### Record list

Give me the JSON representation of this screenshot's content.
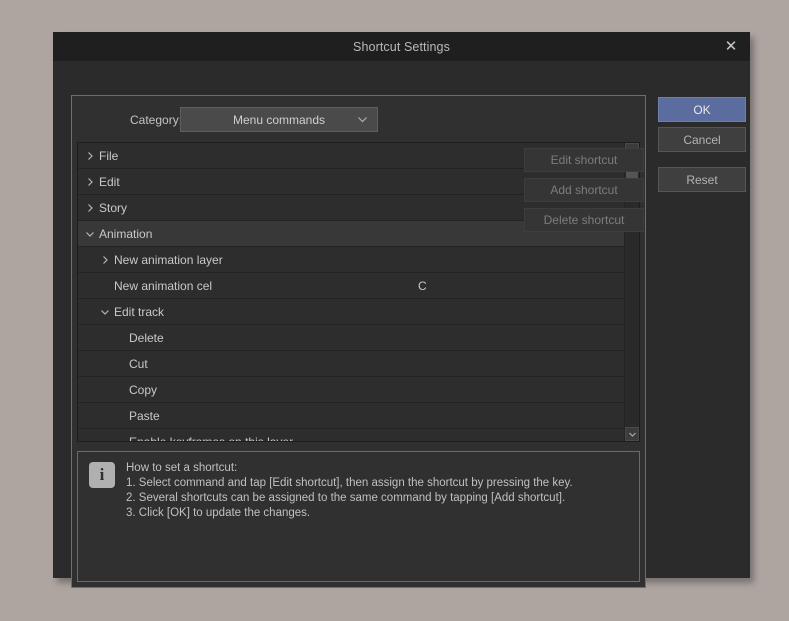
{
  "window": {
    "title": "Shortcut Settings",
    "close_icon": "close-icon"
  },
  "category": {
    "label": "Category:",
    "selected": "Menu commands",
    "chevron_icon": "chevron-down-icon"
  },
  "tree": {
    "rows": [
      {
        "label": "File",
        "level": 0,
        "arrow": "collapsed",
        "shortcut": "",
        "selected": false
      },
      {
        "label": "Edit",
        "level": 0,
        "arrow": "collapsed",
        "shortcut": "",
        "selected": false
      },
      {
        "label": "Story",
        "level": 0,
        "arrow": "collapsed",
        "shortcut": "",
        "selected": false
      },
      {
        "label": "Animation",
        "level": 0,
        "arrow": "expanded",
        "shortcut": "",
        "selected": true
      },
      {
        "label": "New animation layer",
        "level": 1,
        "arrow": "collapsed",
        "shortcut": "",
        "selected": false
      },
      {
        "label": "New animation cel",
        "level": 1,
        "arrow": "none",
        "shortcut": "C",
        "selected": false
      },
      {
        "label": "Edit track",
        "level": 1,
        "arrow": "expanded",
        "shortcut": "",
        "selected": false
      },
      {
        "label": "Delete",
        "level": 2,
        "arrow": "none",
        "shortcut": "",
        "selected": false
      },
      {
        "label": "Cut",
        "level": 2,
        "arrow": "none",
        "shortcut": "",
        "selected": false
      },
      {
        "label": "Copy",
        "level": 2,
        "arrow": "none",
        "shortcut": "",
        "selected": false
      },
      {
        "label": "Paste",
        "level": 2,
        "arrow": "none",
        "shortcut": "",
        "selected": false
      },
      {
        "label": "Enable keyframes on this layer",
        "level": 2,
        "arrow": "none",
        "shortcut": "",
        "selected": false
      }
    ],
    "scrollbar": {
      "up_icon": "chevron-up-icon",
      "down_icon": "chevron-down-icon"
    }
  },
  "actions": {
    "edit_shortcut": "Edit shortcut",
    "add_shortcut": "Add shortcut",
    "delete_shortcut": "Delete shortcut"
  },
  "info": {
    "icon": "info-icon",
    "lines": [
      "How to set a shortcut:",
      "1. Select command and tap [Edit shortcut], then assign the shortcut by pressing the key.",
      "2. Several shortcuts can be assigned to the same command by tapping [Add shortcut].",
      "3. Click [OK] to update the changes."
    ]
  },
  "buttons": {
    "ok": "OK",
    "cancel": "Cancel",
    "reset": "Reset"
  },
  "colors": {
    "desktop_background": "#aea5a1",
    "dialog_background": "#2b2b2b",
    "titlebar": "#1f1f1f",
    "ok_accent": "#5b6d9e",
    "text": "#c9c9c9",
    "disabled_text": "#7d7d7d"
  }
}
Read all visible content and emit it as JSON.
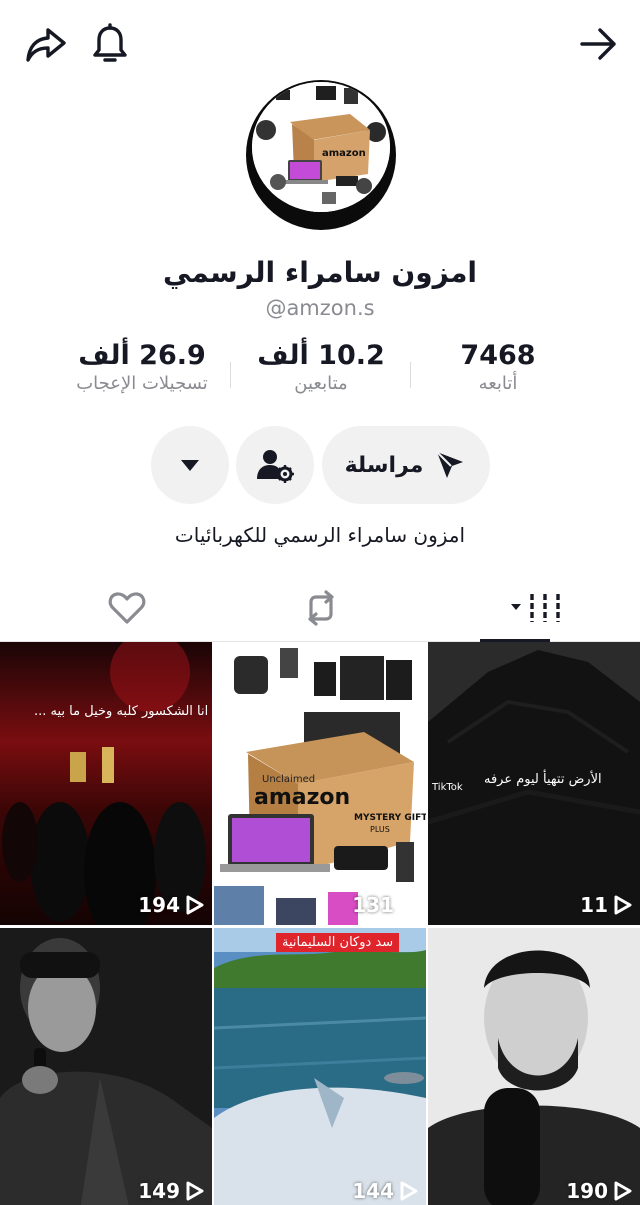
{
  "profile": {
    "display_name": "امزون سامراء الرسمي",
    "handle": "@amzon.s",
    "bio": "امزون سامراء الرسمي للكهربائيات",
    "avatar_text": "amazon"
  },
  "stats": {
    "following": {
      "value": "7468",
      "label": "أتابعه"
    },
    "followers": {
      "value": "10.2 ألف",
      "label": "متابعين"
    },
    "likes": {
      "value": "26.9 ألف",
      "label": "تسجيلات الإعجاب"
    }
  },
  "actions": {
    "message_label": "مراسلة"
  },
  "tabs": [
    {
      "name": "videos",
      "active": true
    },
    {
      "name": "reposts",
      "active": false
    },
    {
      "name": "liked",
      "active": false
    }
  ],
  "videos": [
    {
      "views": "194",
      "caption": "انا الشكسور كلبه وخيل ما بيه ..."
    },
    {
      "views": "131",
      "box_text": "amazon",
      "box_small": "Unclaimed",
      "box_gifts": "MYSTERY GIFTS",
      "box_plus": "PLUS"
    },
    {
      "views": "11",
      "caption": "الأرض تتهيأ ليوم عرفه",
      "watermark": "TikTok"
    },
    {
      "views": "149"
    },
    {
      "views": "144",
      "banner": "سد دوكان السليمانية"
    },
    {
      "views": "190"
    }
  ],
  "colors": {
    "text": "#161823",
    "muted": "#8a8b91",
    "button_bg": "#f1f1f2"
  }
}
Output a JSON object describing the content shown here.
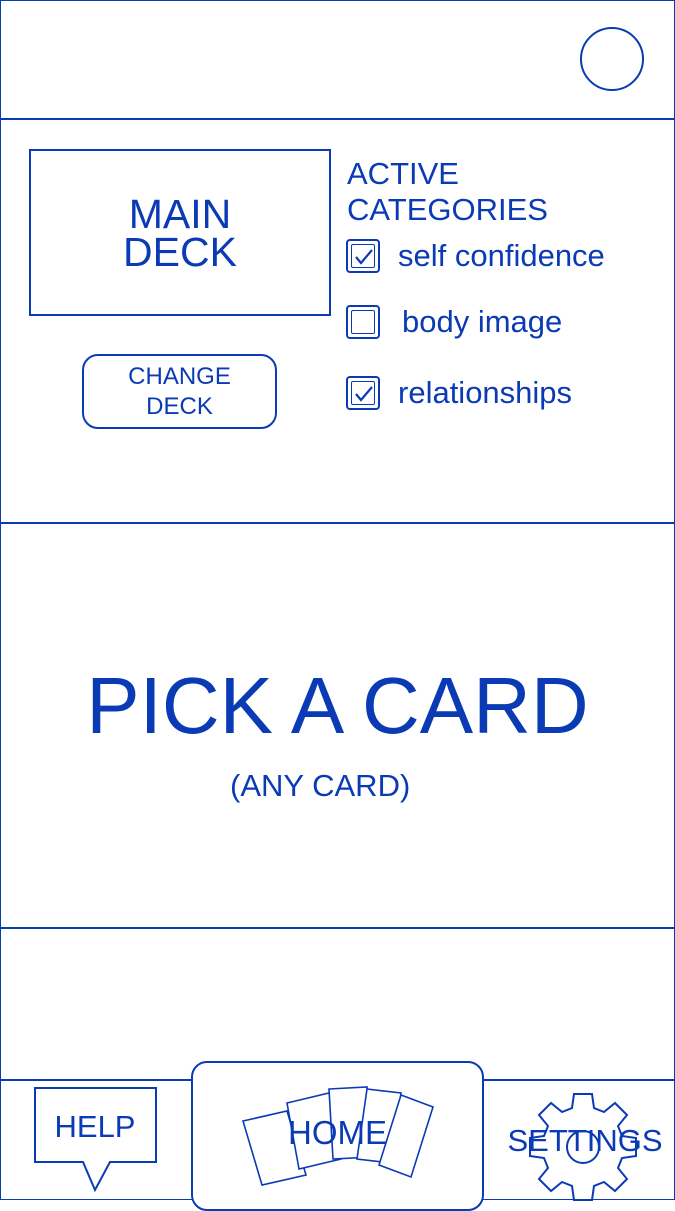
{
  "deck": {
    "title": "MAIN\nDECK",
    "change_button_label": "CHANGE\nDECK"
  },
  "categories": {
    "heading": "ACTIVE\nCATEGORIES",
    "items": [
      {
        "label": "self confidence",
        "checked": true
      },
      {
        "label": "body image",
        "checked": false
      },
      {
        "label": "relationships",
        "checked": true
      }
    ]
  },
  "main": {
    "title": "PICK A CARD",
    "subtitle": "(ANY CARD)"
  },
  "nav": {
    "help_label": "HELP",
    "home_label": "HOME",
    "settings_label": "SETTINGS"
  },
  "icons": {
    "profile": "user-circle-icon",
    "help": "speech-bubble-icon",
    "home": "cards-fan-icon",
    "settings": "gear-icon"
  },
  "colors": {
    "accent": "#0a3bb5",
    "background": "#ffffff"
  }
}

######

What the exercise asks: Restate every record exactly, please; do not copy the pictures.

Completed task:
Give me the JSON representation of this screenshot's content.
{
  "window": {
    "title": "Shortcut Settings",
    "close_icon": "close-icon"
  },
  "category": {
    "label": "Category:",
    "selected": "Menu commands",
    "chevron_icon": "chevron-down-icon"
  },
  "tree": {
    "rows": [
      {
        "label": "File",
        "level": 0,
        "arrow": "collapsed",
        "shortcut": "",
        "selected": false
      },
      {
        "label": "Edit",
        "level": 0,
        "arrow": "collapsed",
        "shortcut": "",
        "selected": false
      },
      {
        "label": "Story",
        "level": 0,
        "arrow": "collapsed",
        "shortcut": "",
        "selected": false
      },
      {
        "label": "Animation",
        "level": 0,
        "arrow": "expanded",
        "shortcut": "",
        "selected": true
      },
      {
        "label": "New animation layer",
        "level": 1,
        "arrow": "collapsed",
        "shortcut": "",
        "selected": false
      },
      {
        "label": "New animation cel",
        "level": 1,
        "arrow": "none",
        "shortcut": "C",
        "selected": false
      },
      {
        "label": "Edit track",
        "level": 1,
        "arrow": "expanded",
        "shortcut": "",
        "selected": false
      },
      {
        "label": "Delete",
        "level": 2,
        "arrow": "none",
        "shortcut": "",
        "selected": false
      },
      {
        "label": "Cut",
        "level": 2,
        "arrow": "none",
        "shortcut": "",
        "selected": false
      },
      {
        "label": "Copy",
        "level": 2,
        "arrow": "none",
        "shortcut": "",
        "selected": false
      },
      {
        "label": "Paste",
        "level": 2,
        "arrow": "none",
        "shortcut": "",
        "selected": false
      },
      {
        "label": "Enable keyframes on this layer",
        "level": 2,
        "arrow": "none",
        "shortcut": "",
        "selected": false
      }
    ],
    "scrollbar": {
      "up_icon": "chevron-up-icon",
      "down_icon": "chevron-down-icon"
    }
  },
  "actions": {
    "edit_shortcut": "Edit shortcut",
    "add_shortcut": "Add shortcut",
    "delete_shortcut": "Delete shortcut"
  },
  "info": {
    "icon": "info-icon",
    "lines": [
      "How to set a shortcut:",
      "1. Select command and tap [Edit shortcut], then assign the shortcut by pressing the key.",
      "2. Several shortcuts can be assigned to the same command by tapping [Add shortcut].",
      "3. Click [OK] to update the changes."
    ]
  },
  "buttons": {
    "ok": "OK",
    "cancel": "Cancel",
    "reset": "Reset"
  },
  "colors": {
    "desktop_background": "#aea5a1",
    "dialog_background": "#2b2b2b",
    "titlebar": "#1f1f1f",
    "ok_accent": "#5b6d9e",
    "text": "#c9c9c9",
    "disabled_text": "#7d7d7d"
  }
}
Read all visible content and emit it as JSON.
{
  "profile": {
    "display_name": "امزون سامراء الرسمي",
    "handle": "@amzon.s",
    "bio": "امزون سامراء الرسمي للكهربائيات",
    "avatar_text": "amazon"
  },
  "stats": {
    "following": {
      "value": "7468",
      "label": "أتابعه"
    },
    "followers": {
      "value": "10.2 ألف",
      "label": "متابعين"
    },
    "likes": {
      "value": "26.9 ألف",
      "label": "تسجيلات الإعجاب"
    }
  },
  "actions": {
    "message_label": "مراسلة"
  },
  "tabs": [
    {
      "name": "videos",
      "active": true
    },
    {
      "name": "reposts",
      "active": false
    },
    {
      "name": "liked",
      "active": false
    }
  ],
  "videos": [
    {
      "views": "194",
      "caption": "انا الشكسور كلبه وخيل ما بيه ..."
    },
    {
      "views": "131",
      "box_text": "amazon",
      "box_small": "Unclaimed",
      "box_gifts": "MYSTERY GIFTS",
      "box_plus": "PLUS"
    },
    {
      "views": "11",
      "caption": "الأرض تتهيأ ليوم عرفه",
      "watermark": "TikTok"
    },
    {
      "views": "149"
    },
    {
      "views": "144",
      "banner": "سد دوكان السليمانية"
    },
    {
      "views": "190"
    }
  ],
  "colors": {
    "text": "#161823",
    "muted": "#8a8b91",
    "button_bg": "#f1f1f2"
  }
}
Output a JSON object describing the content shown here.
{
  "deck": {
    "title": "MAIN\nDECK",
    "change_button_label": "CHANGE\nDECK"
  },
  "categories": {
    "heading": "ACTIVE\nCATEGORIES",
    "items": [
      {
        "label": "self confidence",
        "checked": true
      },
      {
        "label": "body image",
        "checked": false
      },
      {
        "label": "relationships",
        "checked": true
      }
    ]
  },
  "main": {
    "title": "PICK A CARD",
    "subtitle": "(ANY CARD)"
  },
  "nav": {
    "help_label": "HELP",
    "home_label": "HOME",
    "settings_label": "SETTINGS"
  },
  "icons": {
    "profile": "user-circle-icon",
    "help": "speech-bubble-icon",
    "home": "cards-fan-icon",
    "settings": "gear-icon"
  },
  "colors": {
    "accent": "#0a3bb5",
    "background": "#ffffff"
  }
}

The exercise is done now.